## SHORT PROBLEM:
Every record should be repeated exactly, except that pictures are left out.

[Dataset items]
▼

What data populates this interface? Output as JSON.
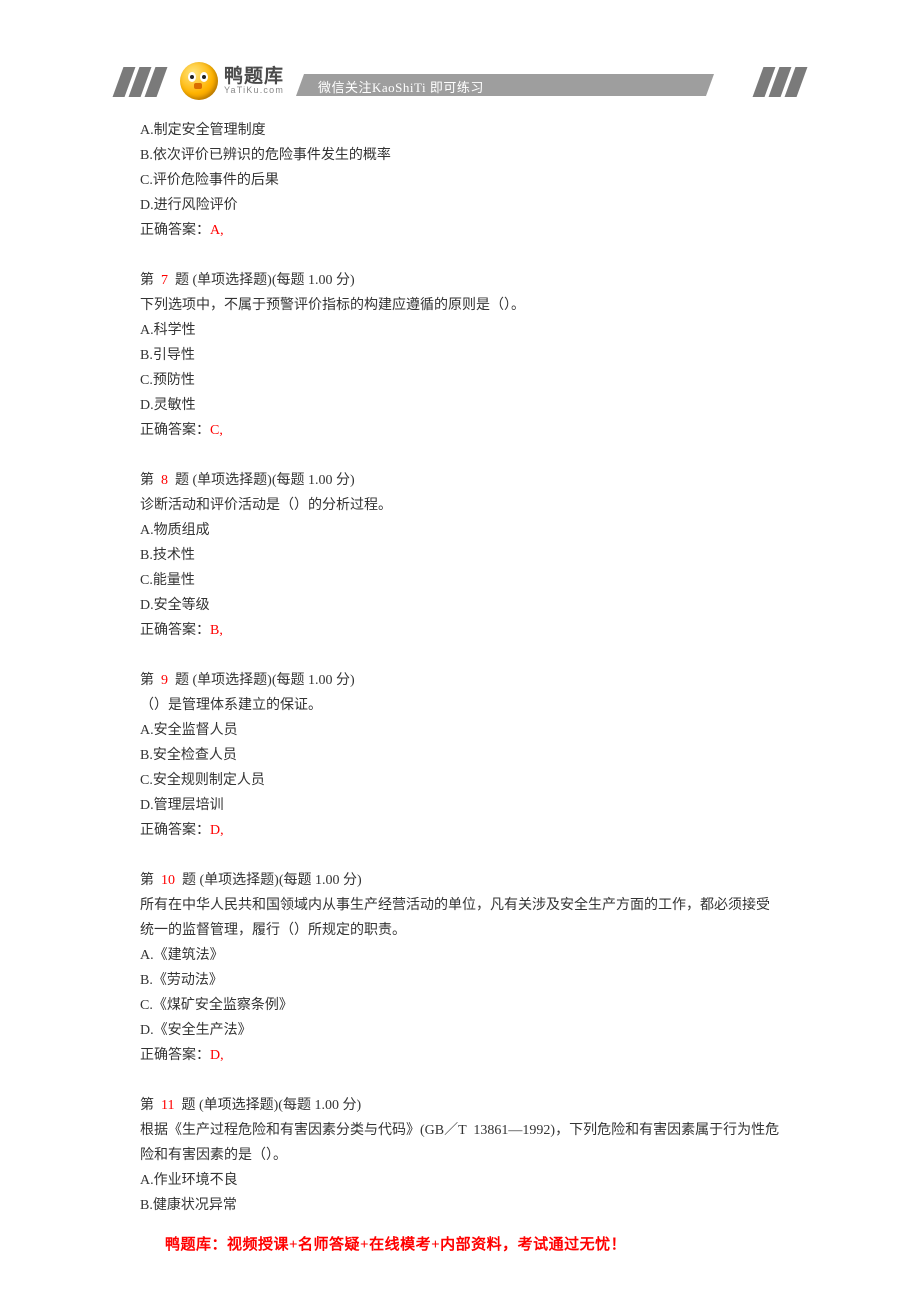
{
  "header": {
    "logo_cn": "鸭题库",
    "logo_en": "YaTiKu.com",
    "banner_text": "微信关注KaoShiTi 即可练习"
  },
  "q6_partial": {
    "optA": "A.制定安全管理制度",
    "optB": "B.依次评价已辨识的危险事件发生的概率",
    "optC": "C.评价危险事件的后果",
    "optD": "D.进行风险评价",
    "ans_label": "正确答案：",
    "ans_value": "A,"
  },
  "q7": {
    "head_before": "第  ",
    "num": "7",
    "head_after": "  题 (单项选择题)(每题 1.00 分)",
    "stem": "下列选项中，不属于预警评价指标的构建应遵循的原则是（）。",
    "optA": "A.科学性",
    "optB": "B.引导性",
    "optC": "C.预防性",
    "optD": "D.灵敏性",
    "ans_label": "正确答案：",
    "ans_value": "C,"
  },
  "q8": {
    "head_before": "第  ",
    "num": "8",
    "head_after": "  题 (单项选择题)(每题 1.00 分)",
    "stem": "诊断活动和评价活动是（）的分析过程。",
    "optA": "A.物质组成",
    "optB": "B.技术性",
    "optC": "C.能量性",
    "optD": "D.安全等级",
    "ans_label": "正确答案：",
    "ans_value": "B,"
  },
  "q9": {
    "head_before": "第  ",
    "num": "9",
    "head_after": "  题 (单项选择题)(每题 1.00 分)",
    "stem": "（）是管理体系建立的保证。",
    "optA": "A.安全监督人员",
    "optB": "B.安全检查人员",
    "optC": "C.安全规则制定人员",
    "optD": "D.管理层培训",
    "ans_label": "正确答案：",
    "ans_value": "D,"
  },
  "q10": {
    "head_before": "第  ",
    "num": "10",
    "head_after": "  题 (单项选择题)(每题 1.00 分)",
    "stem": "所有在中华人民共和国领域内从事生产经营活动的单位，凡有关涉及安全生产方面的工作，都必须接受统一的监督管理，履行（）所规定的职责。",
    "optA": "A.《建筑法》",
    "optB": "B.《劳动法》",
    "optC": "C.《煤矿安全监察条例》",
    "optD": "D.《安全生产法》",
    "ans_label": "正确答案：",
    "ans_value": "D,"
  },
  "q11": {
    "head_before": "第  ",
    "num": "11",
    "head_after": "  题 (单项选择题)(每题 1.00 分)",
    "stem": "根据《生产过程危险和有害因素分类与代码》(GB／T  13861—1992)，下列危险和有害因素属于行为性危险和有害因素的是（）。",
    "optA": "A.作业环境不良",
    "optB": "B.健康状况异常"
  },
  "footer": "鸭题库：视频授课+名师答疑+在线模考+内部资料，考试通过无忧！"
}
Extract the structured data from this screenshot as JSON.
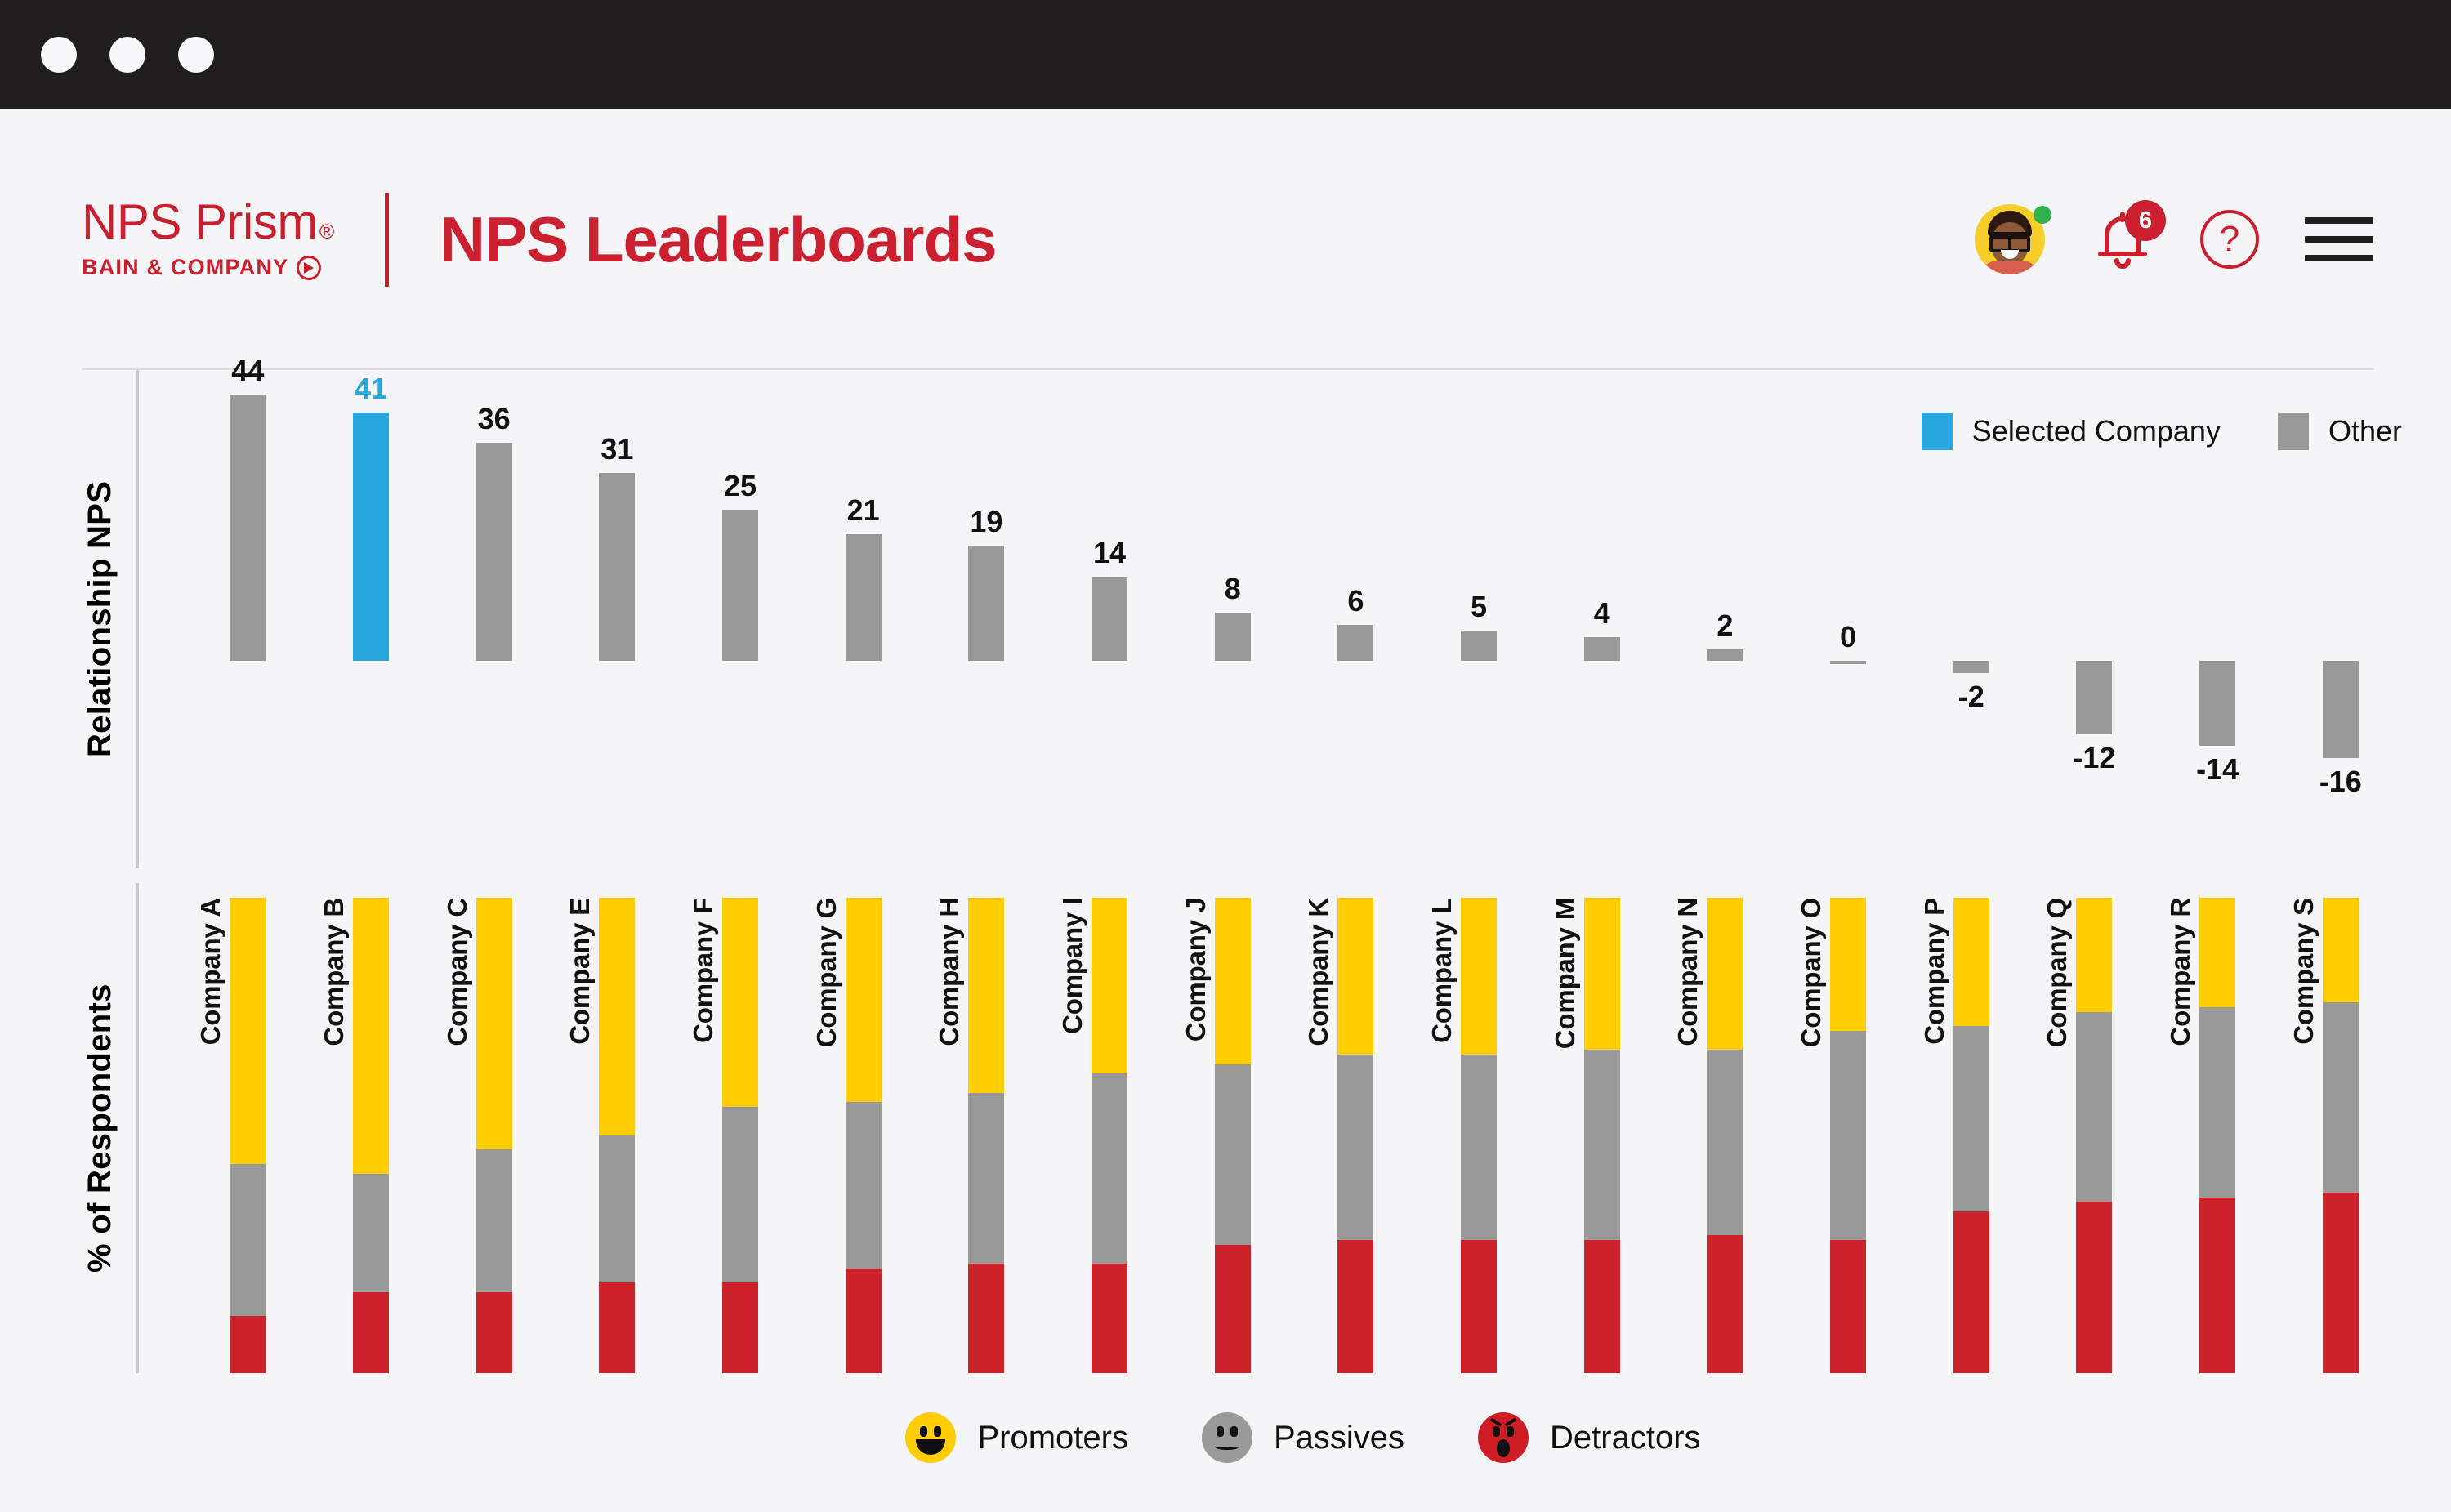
{
  "window": {
    "dots": [
      "close-dot",
      "minimize-dot",
      "maximize-dot"
    ]
  },
  "header": {
    "brand_name": "NPS Prism",
    "brand_reg": "®",
    "brand_sub": "BAIN & COMPANY",
    "title": "NPS Leaderboards",
    "notification_count": "6",
    "help_glyph": "?",
    "avatar_status": "online"
  },
  "chart_data": [
    {
      "type": "bar",
      "title": "Relationship NPS",
      "ylabel": "Relationship NPS",
      "xlabel": "",
      "categories": [
        "Company A",
        "Company B",
        "Company C",
        "Company E",
        "Company F",
        "Company G",
        "Company H",
        "Company I",
        "Company J",
        "Company K",
        "Company L",
        "Company M",
        "Company N",
        "Company O",
        "Company P",
        "Company Q",
        "Company R",
        "Company S"
      ],
      "values": [
        44,
        41,
        36,
        31,
        25,
        21,
        19,
        14,
        8,
        6,
        5,
        4,
        2,
        0,
        -2,
        -12,
        -14,
        -16
      ],
      "highlight_index": 1,
      "ylim": [
        -20,
        48
      ],
      "grid": false,
      "legend_position": "top-right",
      "legend": [
        {
          "label": "Selected Company",
          "color": "#29A8E0"
        },
        {
          "label": "Other",
          "color": "#999999"
        }
      ]
    },
    {
      "type": "bar",
      "stacked": true,
      "title": "% of Respondents",
      "ylabel": "% of Respondents",
      "xlabel": "",
      "categories": [
        "Company A",
        "Company B",
        "Company C",
        "Company E",
        "Company F",
        "Company G",
        "Company H",
        "Company I",
        "Company J",
        "Company K",
        "Company L",
        "Company M",
        "Company N",
        "Company O",
        "Company P",
        "Company Q",
        "Company R",
        "Company S"
      ],
      "series": [
        {
          "name": "Promoters",
          "color": "#FFCD00",
          "values": [
            56,
            58,
            53,
            50,
            44,
            43,
            41,
            37,
            35,
            33,
            33,
            32,
            32,
            28,
            27,
            24,
            23,
            22
          ]
        },
        {
          "name": "Passives",
          "color": "#999999",
          "values": [
            32,
            25,
            30,
            31,
            37,
            35,
            36,
            40,
            38,
            39,
            39,
            40,
            39,
            44,
            39,
            40,
            40,
            40
          ]
        },
        {
          "name": "Detractors",
          "color": "#CC2229",
          "values": [
            12,
            17,
            17,
            19,
            19,
            22,
            23,
            23,
            27,
            28,
            28,
            28,
            29,
            28,
            34,
            36,
            37,
            38
          ]
        }
      ],
      "ylim": [
        0,
        100
      ],
      "grid": false,
      "legend_position": "bottom-center",
      "legend": [
        {
          "label": "Promoters",
          "color": "#FFCD00",
          "icon": "smiley-happy-icon"
        },
        {
          "label": "Passives",
          "color": "#9A9A9A",
          "icon": "smiley-neutral-icon"
        },
        {
          "label": "Detractors",
          "color": "#D01C24",
          "icon": "smiley-angry-icon"
        }
      ]
    }
  ],
  "colors": {
    "brand_red": "#CB2030",
    "selected_blue": "#29A8E0",
    "other_gray": "#999999",
    "promoter_yellow": "#FFCD00",
    "passive_gray": "#999999",
    "detractor_red": "#CC2229",
    "page_bg": "#F5F5F7",
    "titlebar_bg": "#201E1F",
    "online_green": "#2DB34A"
  }
}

▲

## THE RESPONSE:
What data populates this interface? Output as JSON.
{
  "header": {
    "logo_cn": "鸭题库",
    "logo_en": "YaTiKu.com",
    "banner_text": "微信关注KaoShiTi 即可练习"
  },
  "q6_partial": {
    "optA": "A.制定安全管理制度",
    "optB": "B.依次评价已辨识的危险事件发生的概率",
    "optC": "C.评价危险事件的后果",
    "optD": "D.进行风险评价",
    "ans_label": "正确答案：",
    "ans_value": "A,"
  },
  "q7": {
    "head_before": "第  ",
    "num": "7",
    "head_after": "  题 (单项选择题)(每题 1.00 分)",
    "stem": "下列选项中，不属于预警评价指标的构建应遵循的原则是（）。",
    "optA": "A.科学性",
    "optB": "B.引导性",
    "optC": "C.预防性",
    "optD": "D.灵敏性",
    "ans_label": "正确答案：",
    "ans_value": "C,"
  },
  "q8": {
    "head_before": "第  ",
    "num": "8",
    "head_after": "  题 (单项选择题)(每题 1.00 分)",
    "stem": "诊断活动和评价活动是（）的分析过程。",
    "optA": "A.物质组成",
    "optB": "B.技术性",
    "optC": "C.能量性",
    "optD": "D.安全等级",
    "ans_label": "正确答案：",
    "ans_value": "B,"
  },
  "q9": {
    "head_before": "第  ",
    "num": "9",
    "head_after": "  题 (单项选择题)(每题 1.00 分)",
    "stem": "（）是管理体系建立的保证。",
    "optA": "A.安全监督人员",
    "optB": "B.安全检查人员",
    "optC": "C.安全规则制定人员",
    "optD": "D.管理层培训",
    "ans_label": "正确答案：",
    "ans_value": "D,"
  },
  "q10": {
    "head_before": "第  ",
    "num": "10",
    "head_after": "  题 (单项选择题)(每题 1.00 分)",
    "stem": "所有在中华人民共和国领域内从事生产经营活动的单位，凡有关涉及安全生产方面的工作，都必须接受统一的监督管理，履行（）所规定的职责。",
    "optA": "A.《建筑法》",
    "optB": "B.《劳动法》",
    "optC": "C.《煤矿安全监察条例》",
    "optD": "D.《安全生产法》",
    "ans_label": "正确答案：",
    "ans_value": "D,"
  },
  "q11": {
    "head_before": "第  ",
    "num": "11",
    "head_after": "  题 (单项选择题)(每题 1.00 分)",
    "stem": "根据《生产过程危险和有害因素分类与代码》(GB／T  13861—1992)，下列危险和有害因素属于行为性危险和有害因素的是（）。",
    "optA": "A.作业环境不良",
    "optB": "B.健康状况异常"
  },
  "footer": "鸭题库：视频授课+名师答疑+在线模考+内部资料，考试通过无忧！"
}
Extract the structured data from this screenshot as JSON.
{
  "window": {
    "dots": [
      "close-dot",
      "minimize-dot",
      "maximize-dot"
    ]
  },
  "header": {
    "brand_name": "NPS Prism",
    "brand_reg": "®",
    "brand_sub": "BAIN & COMPANY",
    "title": "NPS Leaderboards",
    "notification_count": "6",
    "help_glyph": "?",
    "avatar_status": "online"
  },
  "chart_data": [
    {
      "type": "bar",
      "title": "Relationship NPS",
      "ylabel": "Relationship NPS",
      "xlabel": "",
      "categories": [
        "Company A",
        "Company B",
        "Company C",
        "Company E",
        "Company F",
        "Company G",
        "Company H",
        "Company I",
        "Company J",
        "Company K",
        "Company L",
        "Company M",
        "Company N",
        "Company O",
        "Company P",
        "Company Q",
        "Company R",
        "Company S"
      ],
      "values": [
        44,
        41,
        36,
        31,
        25,
        21,
        19,
        14,
        8,
        6,
        5,
        4,
        2,
        0,
        -2,
        -12,
        -14,
        -16
      ],
      "highlight_index": 1,
      "ylim": [
        -20,
        48
      ],
      "grid": false,
      "legend_position": "top-right",
      "legend": [
        {
          "label": "Selected Company",
          "color": "#29A8E0"
        },
        {
          "label": "Other",
          "color": "#999999"
        }
      ]
    },
    {
      "type": "bar",
      "stacked": true,
      "title": "% of Respondents",
      "ylabel": "% of Respondents",
      "xlabel": "",
      "categories": [
        "Company A",
        "Company B",
        "Company C",
        "Company E",
        "Company F",
        "Company G",
        "Company H",
        "Company I",
        "Company J",
        "Company K",
        "Company L",
        "Company M",
        "Company N",
        "Company O",
        "Company P",
        "Company Q",
        "Company R",
        "Company S"
      ],
      "series": [
        {
          "name": "Promoters",
          "color": "#FFCD00",
          "values": [
            56,
            58,
            53,
            50,
            44,
            43,
            41,
            37,
            35,
            33,
            33,
            32,
            32,
            28,
            27,
            24,
            23,
            22
          ]
        },
        {
          "name": "Passives",
          "color": "#999999",
          "values": [
            32,
            25,
            30,
            31,
            37,
            35,
            36,
            40,
            38,
            39,
            39,
            40,
            39,
            44,
            39,
            40,
            40,
            40
          ]
        },
        {
          "name": "Detractors",
          "color": "#CC2229",
          "values": [
            12,
            17,
            17,
            19,
            19,
            22,
            23,
            23,
            27,
            28,
            28,
            28,
            29,
            28,
            34,
            36,
            37,
            38
          ]
        }
      ],
      "ylim": [
        0,
        100
      ],
      "grid": false,
      "legend_position": "bottom-center",
      "legend": [
        {
          "label": "Promoters",
          "color": "#FFCD00",
          "icon": "smiley-happy-icon"
        },
        {
          "label": "Passives",
          "color": "#9A9A9A",
          "icon": "smiley-neutral-icon"
        },
        {
          "label": "Detractors",
          "color": "#D01C24",
          "icon": "smiley-angry-icon"
        }
      ]
    }
  ],
  "colors": {
    "brand_red": "#CB2030",
    "selected_blue": "#29A8E0",
    "other_gray": "#999999",
    "promoter_yellow": "#FFCD00",
    "passive_gray": "#999999",
    "detractor_red": "#CC2229",
    "page_bg": "#F5F5F7",
    "titlebar_bg": "#201E1F",
    "online_green": "#2DB34A"
  }
}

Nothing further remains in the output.